**TASK DIRECTIONS**
Lines that include the word "connections" are the ones to copy.

>> BEGIN MATERIAL SHOWN

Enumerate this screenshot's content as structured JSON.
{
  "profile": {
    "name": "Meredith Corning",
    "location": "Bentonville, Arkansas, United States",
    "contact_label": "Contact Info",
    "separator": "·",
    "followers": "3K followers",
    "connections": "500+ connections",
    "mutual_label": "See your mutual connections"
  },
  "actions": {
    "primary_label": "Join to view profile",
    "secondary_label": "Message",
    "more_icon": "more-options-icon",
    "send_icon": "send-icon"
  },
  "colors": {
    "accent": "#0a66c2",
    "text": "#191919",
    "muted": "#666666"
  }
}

>> END MATERIAL SHOWN

**FULL SOLUTION**
    "connections": "500+ connections",
    "mutual_label": "See your mutual connections"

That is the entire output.